--- RECORDED INFORMATION ---

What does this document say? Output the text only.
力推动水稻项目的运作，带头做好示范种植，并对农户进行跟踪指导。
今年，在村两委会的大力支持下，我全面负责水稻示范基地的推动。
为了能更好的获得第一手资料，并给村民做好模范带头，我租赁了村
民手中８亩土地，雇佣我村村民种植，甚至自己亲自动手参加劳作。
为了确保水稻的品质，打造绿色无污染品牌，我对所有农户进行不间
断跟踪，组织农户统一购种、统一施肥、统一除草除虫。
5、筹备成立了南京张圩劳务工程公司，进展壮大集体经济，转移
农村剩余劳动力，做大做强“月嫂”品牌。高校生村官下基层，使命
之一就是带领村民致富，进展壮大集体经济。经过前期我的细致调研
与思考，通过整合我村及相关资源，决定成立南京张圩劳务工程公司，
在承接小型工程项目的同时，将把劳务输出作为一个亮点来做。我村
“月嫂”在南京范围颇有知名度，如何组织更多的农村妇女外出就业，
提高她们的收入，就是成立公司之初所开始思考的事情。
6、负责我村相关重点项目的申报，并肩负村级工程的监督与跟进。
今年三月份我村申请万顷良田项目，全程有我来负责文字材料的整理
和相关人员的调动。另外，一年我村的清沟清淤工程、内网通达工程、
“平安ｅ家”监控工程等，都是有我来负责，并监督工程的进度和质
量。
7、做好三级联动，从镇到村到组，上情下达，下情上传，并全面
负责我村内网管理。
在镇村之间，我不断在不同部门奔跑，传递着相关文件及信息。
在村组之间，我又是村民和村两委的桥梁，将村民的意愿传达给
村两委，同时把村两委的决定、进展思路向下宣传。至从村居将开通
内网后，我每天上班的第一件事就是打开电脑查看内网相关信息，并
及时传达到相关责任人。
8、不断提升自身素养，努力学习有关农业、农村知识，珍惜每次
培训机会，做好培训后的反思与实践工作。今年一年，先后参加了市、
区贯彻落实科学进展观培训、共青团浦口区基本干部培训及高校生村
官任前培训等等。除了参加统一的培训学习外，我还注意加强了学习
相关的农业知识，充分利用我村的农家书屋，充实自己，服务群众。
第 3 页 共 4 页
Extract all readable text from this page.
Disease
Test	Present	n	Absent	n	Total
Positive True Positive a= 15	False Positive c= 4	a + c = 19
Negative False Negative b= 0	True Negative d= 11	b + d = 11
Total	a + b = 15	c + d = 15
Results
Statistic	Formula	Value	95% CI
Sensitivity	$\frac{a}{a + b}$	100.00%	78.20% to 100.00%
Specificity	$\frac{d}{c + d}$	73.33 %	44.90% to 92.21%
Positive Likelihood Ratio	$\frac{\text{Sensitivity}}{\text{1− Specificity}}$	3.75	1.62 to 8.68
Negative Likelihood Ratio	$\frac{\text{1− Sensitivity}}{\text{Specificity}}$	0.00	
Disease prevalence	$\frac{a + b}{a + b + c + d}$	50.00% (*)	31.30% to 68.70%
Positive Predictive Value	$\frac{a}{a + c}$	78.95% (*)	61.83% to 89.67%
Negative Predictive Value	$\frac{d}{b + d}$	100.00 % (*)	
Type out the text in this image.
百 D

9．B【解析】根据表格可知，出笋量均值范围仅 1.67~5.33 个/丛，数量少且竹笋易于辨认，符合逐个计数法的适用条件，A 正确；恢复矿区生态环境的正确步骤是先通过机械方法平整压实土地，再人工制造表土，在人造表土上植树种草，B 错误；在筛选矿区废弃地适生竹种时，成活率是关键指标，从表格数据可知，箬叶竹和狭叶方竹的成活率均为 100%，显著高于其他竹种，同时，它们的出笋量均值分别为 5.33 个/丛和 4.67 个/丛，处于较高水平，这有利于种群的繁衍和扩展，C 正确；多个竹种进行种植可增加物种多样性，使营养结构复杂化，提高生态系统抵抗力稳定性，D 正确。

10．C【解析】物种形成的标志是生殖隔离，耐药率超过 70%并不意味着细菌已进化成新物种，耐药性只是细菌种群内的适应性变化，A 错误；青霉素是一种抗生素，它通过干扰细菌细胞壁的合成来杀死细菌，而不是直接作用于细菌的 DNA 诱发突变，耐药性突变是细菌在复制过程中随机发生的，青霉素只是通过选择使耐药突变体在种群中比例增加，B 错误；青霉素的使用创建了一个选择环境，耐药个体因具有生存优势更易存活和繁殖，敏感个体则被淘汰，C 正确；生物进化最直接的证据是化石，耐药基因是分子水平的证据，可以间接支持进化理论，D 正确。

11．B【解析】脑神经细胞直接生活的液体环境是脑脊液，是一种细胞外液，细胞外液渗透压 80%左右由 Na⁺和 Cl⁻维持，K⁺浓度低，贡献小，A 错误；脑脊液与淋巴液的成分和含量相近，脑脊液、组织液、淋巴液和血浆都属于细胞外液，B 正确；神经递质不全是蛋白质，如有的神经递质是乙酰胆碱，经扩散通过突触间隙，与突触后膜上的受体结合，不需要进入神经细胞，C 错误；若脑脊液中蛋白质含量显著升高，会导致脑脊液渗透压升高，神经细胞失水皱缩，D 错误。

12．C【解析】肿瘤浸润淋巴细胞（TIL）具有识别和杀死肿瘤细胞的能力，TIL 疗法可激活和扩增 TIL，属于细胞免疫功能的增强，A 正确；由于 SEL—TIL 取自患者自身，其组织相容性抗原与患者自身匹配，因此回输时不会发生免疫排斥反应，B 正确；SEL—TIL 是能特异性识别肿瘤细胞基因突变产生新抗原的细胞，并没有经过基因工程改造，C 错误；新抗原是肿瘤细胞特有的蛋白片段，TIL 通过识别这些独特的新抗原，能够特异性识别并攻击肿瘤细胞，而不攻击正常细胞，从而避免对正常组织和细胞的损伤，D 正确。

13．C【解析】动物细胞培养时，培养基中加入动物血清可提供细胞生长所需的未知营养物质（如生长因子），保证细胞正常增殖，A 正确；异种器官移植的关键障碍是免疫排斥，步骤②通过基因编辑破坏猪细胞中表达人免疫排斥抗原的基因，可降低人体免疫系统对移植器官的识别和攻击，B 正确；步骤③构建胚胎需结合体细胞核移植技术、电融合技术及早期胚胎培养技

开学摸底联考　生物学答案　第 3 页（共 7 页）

---

--- DESCRIPTION OF THE TASK ---
Set all of the records down again, exactly as they stand.

--- THE RESULT ---
What does this document say? Output the text only.
力推动水稻项目的运作，带头做好示范种植，并对农户进行跟踪指导。
今年，在村两委会的大力支持下，我全面负责水稻示范基地的推动。
为了能更好的获得第一手资料，并给村民做好模范带头，我租赁了村
民手中８亩土地，雇佣我村村民种植，甚至自己亲自动手参加劳作。
为了确保水稻的品质，打造绿色无污染品牌，我对所有农户进行不间
断跟踪，组织农户统一购种、统一施肥、统一除草除虫。
5、筹备成立了南京张圩劳务工程公司，进展壮大集体经济，转移
农村剩余劳动力，做大做强“月嫂”品牌。高校生村官下基层，使命
之一就是带领村民致富，进展壮大集体经济。经过前期我的细致调研
与思考，通过整合我村及相关资源，决定成立南京张圩劳务工程公司，
在承接小型工程项目的同时，将把劳务输出作为一个亮点来做。我村
“月嫂”在南京范围颇有知名度，如何组织更多的农村妇女外出就业，
提高她们的收入，就是成立公司之初所开始思考的事情。
6、负责我村相关重点项目的申报，并肩负村级工程的监督与跟进。
今年三月份我村申请万顷良田项目，全程有我来负责文字材料的整理
和相关人员的调动。另外，一年我村的清沟清淤工程、内网通达工程、
“平安ｅ家”监控工程等，都是有我来负责，并监督工程的进度和质
量。
7、做好三级联动，从镇到村到组，上情下达，下情上传，并全面
负责我村内网管理。
在镇村之间，我不断在不同部门奔跑，传递着相关文件及信息。
在村组之间，我又是村民和村两委的桥梁，将村民的意愿传达给
村两委，同时把村两委的决定、进展思路向下宣传。至从村居将开通
内网后，我每天上班的第一件事就是打开电脑查看内网相关信息，并
及时传达到相关责任人。
8、不断提升自身素养，努力学习有关农业、农村知识，珍惜每次
培训机会，做好培训后的反思与实践工作。今年一年，先后参加了市、
区贯彻落实科学进展观培训、共青团浦口区基本干部培训及高校生村
官任前培训等等。除了参加统一的培训学习外，我还注意加强了学习
相关的农业知识，充分利用我村的农家书屋，充实自己，服务群众。
第 3 页 共 4 页
Extract all readable text from this page.
Disease
Test	Present	n	Absent	n	Total
Positive True Positive a= 15	False Positive c= 4	a + c = 19
Negative False Negative b= 0	True Negative d= 11	b + d = 11
Total	a + b = 15	c + d = 15
Results
Statistic	Formula	Value	95% CI
Sensitivity	$\frac{a}{a + b}$	100.00%	78.20% to 100.00%
Specificity	$\frac{d}{c + d}$	73.33 %	44.90% to 92.21%
Positive Likelihood Ratio	$\frac{\text{Sensitivity}}{\text{1− Specificity}}$	3.75	1.62 to 8.68
Negative Likelihood Ratio	$\frac{\text{1− Sensitivity}}{\text{Specificity}}$	0.00	
Disease prevalence	$\frac{a + b}{a + b + c + d}$	50.00% (*)	31.30% to 68.70%
Positive Predictive Value	$\frac{a}{a + c}$	78.95% (*)	61.83% to 89.67%
Negative Predictive Value	$\frac{d}{b + d}$	100.00 % (*)	
Type out the text in this image.
百 D

9．B【解析】根据表格可知，出笋量均值范围仅 1.67~5.33 个/丛，数量少且竹笋易于辨认，符合逐个计数法的适用条件，A 正确；恢复矿区生态环境的正确步骤是先通过机械方法平整压实土地，再人工制造表土，在人造表土上植树种草，B 错误；在筛选矿区废弃地适生竹种时，成活率是关键指标，从表格数据可知，箬叶竹和狭叶方竹的成活率均为 100%，显著高于其他竹种，同时，它们的出笋量均值分别为 5.33 个/丛和 4.67 个/丛，处于较高水平，这有利于种群的繁衍和扩展，C 正确；多个竹种进行种植可增加物种多样性，使营养结构复杂化，提高生态系统抵抗力稳定性，D 正确。

10．C【解析】物种形成的标志是生殖隔离，耐药率超过 70%并不意味着细菌已进化成新物种，耐药性只是细菌种群内的适应性变化，A 错误；青霉素是一种抗生素，它通过干扰细菌细胞壁的合成来杀死细菌，而不是直接作用于细菌的 DNA 诱发突变，耐药性突变是细菌在复制过程中随机发生的，青霉素只是通过选择使耐药突变体在种群中比例增加，B 错误；青霉素的使用创建了一个选择环境，耐药个体因具有生存优势更易存活和繁殖，敏感个体则被淘汰，C 正确；生物进化最直接的证据是化石，耐药基因是分子水平的证据，可以间接支持进化理论，D 正确。

11．B【解析】脑神经细胞直接生活的液体环境是脑脊液，是一种细胞外液，细胞外液渗透压 80%左右由 Na⁺和 Cl⁻维持，K⁺浓度低，贡献小，A 错误；脑脊液与淋巴液的成分和含量相近，脑脊液、组织液、淋巴液和血浆都属于细胞外液，B 正确；神经递质不全是蛋白质，如有的神经递质是乙酰胆碱，经扩散通过突触间隙，与突触后膜上的受体结合，不需要进入神经细胞，C 错误；若脑脊液中蛋白质含量显著升高，会导致脑脊液渗透压升高，神经细胞失水皱缩，D 错误。

12．C【解析】肿瘤浸润淋巴细胞（TIL）具有识别和杀死肿瘤细胞的能力，TIL 疗法可激活和扩增 TIL，属于细胞免疫功能的增强，A 正确；由于 SEL—TIL 取自患者自身，其组织相容性抗原与患者自身匹配，因此回输时不会发生免疫排斥反应，B 正确；SEL—TIL 是能特异性识别肿瘤细胞基因突变产生新抗原的细胞，并没有经过基因工程改造，C 错误；新抗原是肿瘤细胞特有的蛋白片段，TIL 通过识别这些独特的新抗原，能够特异性识别并攻击肿瘤细胞，而不攻击正常细胞，从而避免对正常组织和细胞的损伤，D 正确。

13．C【解析】动物细胞培养时，培养基中加入动物血清可提供细胞生长所需的未知营养物质（如生长因子），保证细胞正常增殖，A 正确；异种器官移植的关键障碍是免疫排斥，步骤②通过基因编辑破坏猪细胞中表达人免疫排斥抗原的基因，可降低人体免疫系统对移植器官的识别和攻击，B 正确；步骤③构建胚胎需结合体细胞核移植技术、电融合技术及早期胚胎培养技

开学摸底联考　生物学答案　第 3 页（共 7 页）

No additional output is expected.